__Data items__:
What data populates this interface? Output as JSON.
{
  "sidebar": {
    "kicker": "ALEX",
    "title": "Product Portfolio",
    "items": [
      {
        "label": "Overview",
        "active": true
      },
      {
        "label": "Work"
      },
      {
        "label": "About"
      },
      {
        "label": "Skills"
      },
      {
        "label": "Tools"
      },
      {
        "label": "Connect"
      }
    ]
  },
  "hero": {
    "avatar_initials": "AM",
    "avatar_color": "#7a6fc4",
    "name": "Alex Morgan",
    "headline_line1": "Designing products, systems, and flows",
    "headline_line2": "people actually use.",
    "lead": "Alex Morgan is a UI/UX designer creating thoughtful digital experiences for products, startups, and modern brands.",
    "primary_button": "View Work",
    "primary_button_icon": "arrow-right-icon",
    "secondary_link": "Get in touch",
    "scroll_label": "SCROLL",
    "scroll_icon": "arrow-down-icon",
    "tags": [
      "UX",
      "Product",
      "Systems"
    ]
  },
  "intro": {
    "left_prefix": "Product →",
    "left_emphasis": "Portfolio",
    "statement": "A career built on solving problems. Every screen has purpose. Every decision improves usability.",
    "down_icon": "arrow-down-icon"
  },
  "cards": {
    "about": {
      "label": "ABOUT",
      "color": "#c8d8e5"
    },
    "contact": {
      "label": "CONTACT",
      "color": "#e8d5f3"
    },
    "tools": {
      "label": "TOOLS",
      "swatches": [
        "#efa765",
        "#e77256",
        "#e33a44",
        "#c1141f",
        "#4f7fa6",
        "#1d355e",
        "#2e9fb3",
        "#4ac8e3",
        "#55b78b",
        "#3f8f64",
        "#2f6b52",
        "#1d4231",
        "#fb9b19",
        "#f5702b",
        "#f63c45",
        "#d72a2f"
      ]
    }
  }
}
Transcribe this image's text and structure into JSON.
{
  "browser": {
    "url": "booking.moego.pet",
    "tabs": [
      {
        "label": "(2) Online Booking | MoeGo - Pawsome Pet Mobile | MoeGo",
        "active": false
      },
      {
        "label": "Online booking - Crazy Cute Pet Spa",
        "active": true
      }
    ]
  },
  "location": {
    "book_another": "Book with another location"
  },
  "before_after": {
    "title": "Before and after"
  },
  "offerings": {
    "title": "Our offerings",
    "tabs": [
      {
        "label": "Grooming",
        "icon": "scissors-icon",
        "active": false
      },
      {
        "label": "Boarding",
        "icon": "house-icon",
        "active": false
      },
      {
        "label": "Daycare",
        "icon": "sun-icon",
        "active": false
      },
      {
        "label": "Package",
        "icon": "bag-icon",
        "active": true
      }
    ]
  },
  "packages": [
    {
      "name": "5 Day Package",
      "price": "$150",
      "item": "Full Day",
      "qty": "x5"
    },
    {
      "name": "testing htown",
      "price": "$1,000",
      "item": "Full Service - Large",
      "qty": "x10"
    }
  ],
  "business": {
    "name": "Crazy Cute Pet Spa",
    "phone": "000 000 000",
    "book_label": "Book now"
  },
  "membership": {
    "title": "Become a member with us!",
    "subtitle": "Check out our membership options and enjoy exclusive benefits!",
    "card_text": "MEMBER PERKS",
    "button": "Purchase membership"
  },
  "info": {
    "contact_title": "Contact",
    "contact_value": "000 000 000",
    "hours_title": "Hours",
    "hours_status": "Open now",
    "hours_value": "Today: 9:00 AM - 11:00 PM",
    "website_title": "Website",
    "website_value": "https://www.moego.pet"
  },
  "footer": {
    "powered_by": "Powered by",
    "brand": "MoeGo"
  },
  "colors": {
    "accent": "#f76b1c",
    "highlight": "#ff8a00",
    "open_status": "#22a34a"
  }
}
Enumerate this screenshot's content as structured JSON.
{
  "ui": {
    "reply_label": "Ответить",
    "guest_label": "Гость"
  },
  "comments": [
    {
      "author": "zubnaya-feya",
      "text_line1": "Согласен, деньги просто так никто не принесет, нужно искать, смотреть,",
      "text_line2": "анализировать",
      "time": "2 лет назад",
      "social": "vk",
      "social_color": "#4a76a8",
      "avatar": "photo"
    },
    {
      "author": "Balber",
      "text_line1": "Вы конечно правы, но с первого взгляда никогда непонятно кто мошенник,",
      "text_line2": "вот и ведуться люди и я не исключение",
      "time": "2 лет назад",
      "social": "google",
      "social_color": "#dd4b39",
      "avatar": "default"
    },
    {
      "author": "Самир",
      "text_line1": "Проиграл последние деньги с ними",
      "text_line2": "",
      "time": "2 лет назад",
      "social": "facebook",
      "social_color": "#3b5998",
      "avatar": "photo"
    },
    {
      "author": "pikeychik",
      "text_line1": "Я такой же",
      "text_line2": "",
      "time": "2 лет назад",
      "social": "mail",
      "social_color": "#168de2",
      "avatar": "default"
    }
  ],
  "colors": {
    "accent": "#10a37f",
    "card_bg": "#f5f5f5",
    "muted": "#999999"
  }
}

__Objective__: Extract every entry above as it appears.

__Answer to this task__:
What data populates this interface? Output as JSON.
{
  "sidebar": {
    "kicker": "ALEX",
    "title": "Product Portfolio",
    "items": [
      {
        "label": "Overview",
        "active": true
      },
      {
        "label": "Work"
      },
      {
        "label": "About"
      },
      {
        "label": "Skills"
      },
      {
        "label": "Tools"
      },
      {
        "label": "Connect"
      }
    ]
  },
  "hero": {
    "avatar_initials": "AM",
    "avatar_color": "#7a6fc4",
    "name": "Alex Morgan",
    "headline_line1": "Designing products, systems, and flows",
    "headline_line2": "people actually use.",
    "lead": "Alex Morgan is a UI/UX designer creating thoughtful digital experiences for products, startups, and modern brands.",
    "primary_button": "View Work",
    "primary_button_icon": "arrow-right-icon",
    "secondary_link": "Get in touch",
    "scroll_label": "SCROLL",
    "scroll_icon": "arrow-down-icon",
    "tags": [
      "UX",
      "Product",
      "Systems"
    ]
  },
  "intro": {
    "left_prefix": "Product →",
    "left_emphasis": "Portfolio",
    "statement": "A career built on solving problems. Every screen has purpose. Every decision improves usability.",
    "down_icon": "arrow-down-icon"
  },
  "cards": {
    "about": {
      "label": "ABOUT",
      "color": "#c8d8e5"
    },
    "contact": {
      "label": "CONTACT",
      "color": "#e8d5f3"
    },
    "tools": {
      "label": "TOOLS",
      "swatches": [
        "#efa765",
        "#e77256",
        "#e33a44",
        "#c1141f",
        "#4f7fa6",
        "#1d355e",
        "#2e9fb3",
        "#4ac8e3",
        "#55b78b",
        "#3f8f64",
        "#2f6b52",
        "#1d4231",
        "#fb9b19",
        "#f5702b",
        "#f63c45",
        "#d72a2f"
      ]
    }
  }
}
Transcribe this image's text and structure into JSON.
{
  "browser": {
    "url": "booking.moego.pet",
    "tabs": [
      {
        "label": "(2) Online Booking | MoeGo - Pawsome Pet Mobile | MoeGo",
        "active": false
      },
      {
        "label": "Online booking - Crazy Cute Pet Spa",
        "active": true
      }
    ]
  },
  "location": {
    "book_another": "Book with another location"
  },
  "before_after": {
    "title": "Before and after"
  },
  "offerings": {
    "title": "Our offerings",
    "tabs": [
      {
        "label": "Grooming",
        "icon": "scissors-icon",
        "active": false
      },
      {
        "label": "Boarding",
        "icon": "house-icon",
        "active": false
      },
      {
        "label": "Daycare",
        "icon": "sun-icon",
        "active": false
      },
      {
        "label": "Package",
        "icon": "bag-icon",
        "active": true
      }
    ]
  },
  "packages": [
    {
      "name": "5 Day Package",
      "price": "$150",
      "item": "Full Day",
      "qty": "x5"
    },
    {
      "name": "testing htown",
      "price": "$1,000",
      "item": "Full Service - Large",
      "qty": "x10"
    }
  ],
  "business": {
    "name": "Crazy Cute Pet Spa",
    "phone": "000 000 000",
    "book_label": "Book now"
  },
  "membership": {
    "title": "Become a member with us!",
    "subtitle": "Check out our membership options and enjoy exclusive benefits!",
    "card_text": "MEMBER PERKS",
    "button": "Purchase membership"
  },
  "info": {
    "contact_title": "Contact",
    "contact_value": "000 000 000",
    "hours_title": "Hours",
    "hours_status": "Open now",
    "hours_value": "Today: 9:00 AM - 11:00 PM",
    "website_title": "Website",
    "website_value": "https://www.moego.pet"
  },
  "footer": {
    "powered_by": "Powered by",
    "brand": "MoeGo"
  },
  "colors": {
    "accent": "#f76b1c",
    "highlight": "#ff8a00",
    "open_status": "#22a34a"
  }
}
Enumerate this screenshot's content as structured JSON.
{
  "ui": {
    "reply_label": "Ответить",
    "guest_label": "Гость"
  },
  "comments": [
    {
      "author": "zubnaya-feya",
      "text_line1": "Согласен, деньги просто так никто не принесет, нужно искать, смотреть,",
      "text_line2": "анализировать",
      "time": "2 лет назад",
      "social": "vk",
      "social_color": "#4a76a8",
      "avatar": "photo"
    },
    {
      "author": "Balber",
      "text_line1": "Вы конечно правы, но с первого взгляда никогда непонятно кто мошенник,",
      "text_line2": "вот и ведуться люди и я не исключение",
      "time": "2 лет назад",
      "social": "google",
      "social_color": "#dd4b39",
      "avatar": "default"
    },
    {
      "author": "Самир",
      "text_line1": "Проиграл последние деньги с ними",
      "text_line2": "",
      "time": "2 лет назад",
      "social": "facebook",
      "social_color": "#3b5998",
      "avatar": "photo"
    },
    {
      "author": "pikeychik",
      "text_line1": "Я такой же",
      "text_line2": "",
      "time": "2 лет назад",
      "social": "mail",
      "social_color": "#168de2",
      "avatar": "default"
    }
  ],
  "colors": {
    "accent": "#10a37f",
    "card_bg": "#f5f5f5",
    "muted": "#999999"
  }
}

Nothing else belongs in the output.